Set task: Restate the records below word for word, and omit the images they hold.

.....

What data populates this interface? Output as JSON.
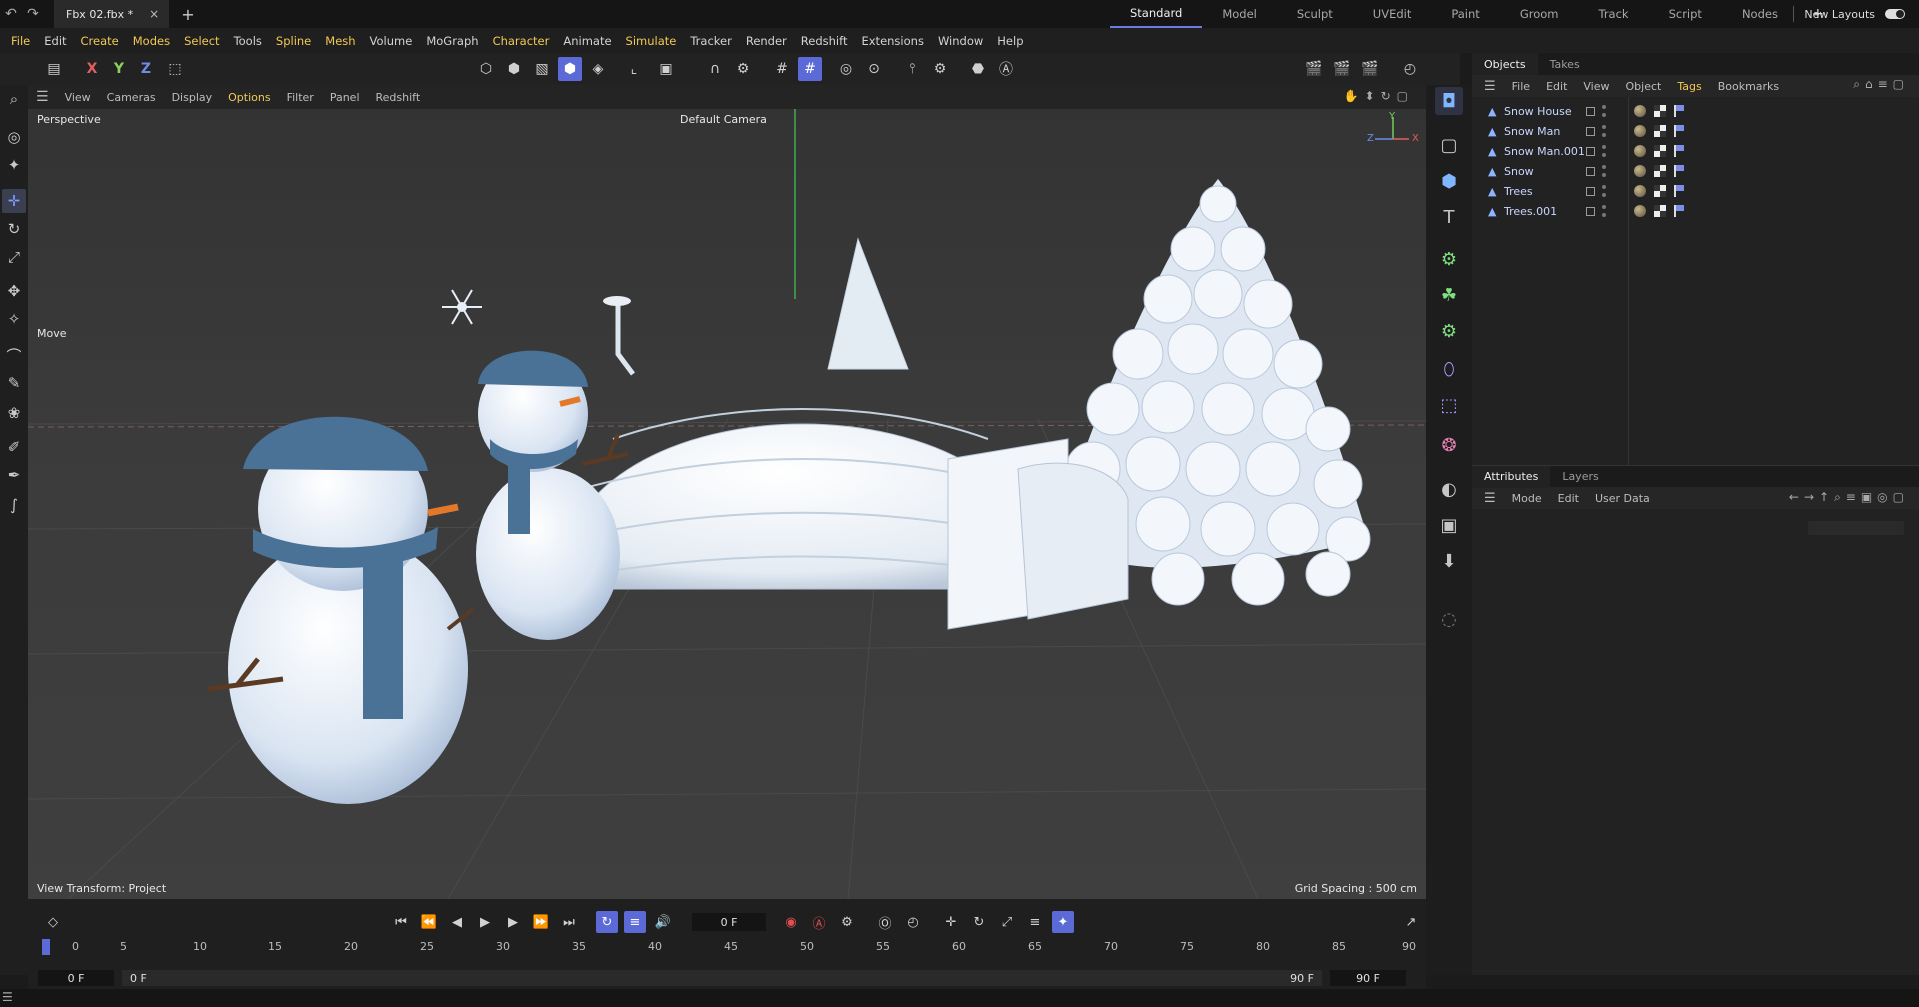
{
  "titlebar": {
    "doc_tab": "Fbx 02.fbx *",
    "close_glyph": "×",
    "layouts": [
      "Standard",
      "Model",
      "Sculpt",
      "UVEdit",
      "Paint",
      "Groom",
      "Track",
      "Script",
      "Nodes"
    ],
    "active_layout": "Standard",
    "new_layouts_label": "New Layouts"
  },
  "menubar": {
    "items": [
      "File",
      "Edit",
      "Create",
      "Modes",
      "Select",
      "Tools",
      "Spline",
      "Mesh",
      "Volume",
      "MoGraph",
      "Character",
      "Animate",
      "Simulate",
      "Tracker",
      "Render",
      "Redshift",
      "Extensions",
      "Window",
      "Help"
    ]
  },
  "toolbar": {
    "x": "X",
    "y": "Y",
    "z": "Z"
  },
  "viewport": {
    "menu": [
      "View",
      "Cameras",
      "Display",
      "Options",
      "Filter",
      "Panel",
      "Redshift"
    ],
    "projection": "Perspective",
    "camera": "Default Camera",
    "tool_label": "Move",
    "view_transform": "View Transform: Project",
    "grid_spacing": "Grid Spacing : 500 cm",
    "axis_y": "Y",
    "axis_x": "X",
    "axis_z": "Z"
  },
  "timeline": {
    "current_frame": "0 F",
    "start_field": "0 F",
    "start_field2": "0 F",
    "end_field": "90 F",
    "end_field2": "90 F",
    "ruler": [
      "0",
      "5",
      "10",
      "15",
      "20",
      "25",
      "30",
      "35",
      "40",
      "45",
      "50",
      "55",
      "60",
      "65",
      "70",
      "75",
      "80",
      "85",
      "90"
    ]
  },
  "objects_panel": {
    "tabs": [
      "Objects",
      "Takes"
    ],
    "menu": [
      "File",
      "Edit",
      "View",
      "Object",
      "Tags",
      "Bookmarks"
    ],
    "items": [
      "Snow House",
      "Snow Man",
      "Snow Man.001",
      "Snow",
      "Trees",
      "Trees.001"
    ]
  },
  "attributes_panel": {
    "tabs": [
      "Attributes",
      "Layers"
    ],
    "menu": [
      "Mode",
      "Edit",
      "User Data"
    ]
  },
  "colors": {
    "accent": "#5b6ad6",
    "highlight_text": "#f2c955",
    "timeline_axis": "#3fae4a"
  }
}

.....

Answer below:
What data populates this interface? Output as JSON.
{
  "titlebar": {
    "doc_tab": "Fbx 02.fbx *",
    "close_glyph": "×",
    "layouts": [
      "Standard",
      "Model",
      "Sculpt",
      "UVEdit",
      "Paint",
      "Groom",
      "Track",
      "Script",
      "Nodes"
    ],
    "active_layout": "Standard",
    "new_layouts_label": "New Layouts"
  },
  "menubar": {
    "items": [
      "File",
      "Edit",
      "Create",
      "Modes",
      "Select",
      "Tools",
      "Spline",
      "Mesh",
      "Volume",
      "MoGraph",
      "Character",
      "Animate",
      "Simulate",
      "Tracker",
      "Render",
      "Redshift",
      "Extensions",
      "Window",
      "Help"
    ]
  },
  "toolbar": {
    "x": "X",
    "y": "Y",
    "z": "Z"
  },
  "viewport": {
    "menu": [
      "View",
      "Cameras",
      "Display",
      "Options",
      "Filter",
      "Panel",
      "Redshift"
    ],
    "projection": "Perspective",
    "camera": "Default Camera",
    "tool_label": "Move",
    "view_transform": "View Transform: Project",
    "grid_spacing": "Grid Spacing : 500 cm",
    "axis_y": "Y",
    "axis_x": "X",
    "axis_z": "Z"
  },
  "timeline": {
    "current_frame": "0 F",
    "start_field": "0 F",
    "start_field2": "0 F",
    "end_field": "90 F",
    "end_field2": "90 F",
    "ruler": [
      "0",
      "5",
      "10",
      "15",
      "20",
      "25",
      "30",
      "35",
      "40",
      "45",
      "50",
      "55",
      "60",
      "65",
      "70",
      "75",
      "80",
      "85",
      "90"
    ]
  },
  "objects_panel": {
    "tabs": [
      "Objects",
      "Takes"
    ],
    "menu": [
      "File",
      "Edit",
      "View",
      "Object",
      "Tags",
      "Bookmarks"
    ],
    "items": [
      "Snow House",
      "Snow Man",
      "Snow Man.001",
      "Snow",
      "Trees",
      "Trees.001"
    ]
  },
  "attributes_panel": {
    "tabs": [
      "Attributes",
      "Layers"
    ],
    "menu": [
      "Mode",
      "Edit",
      "User Data"
    ]
  },
  "colors": {
    "accent": "#5b6ad6",
    "highlight_text": "#f2c955",
    "timeline_axis": "#3fae4a"
  }
}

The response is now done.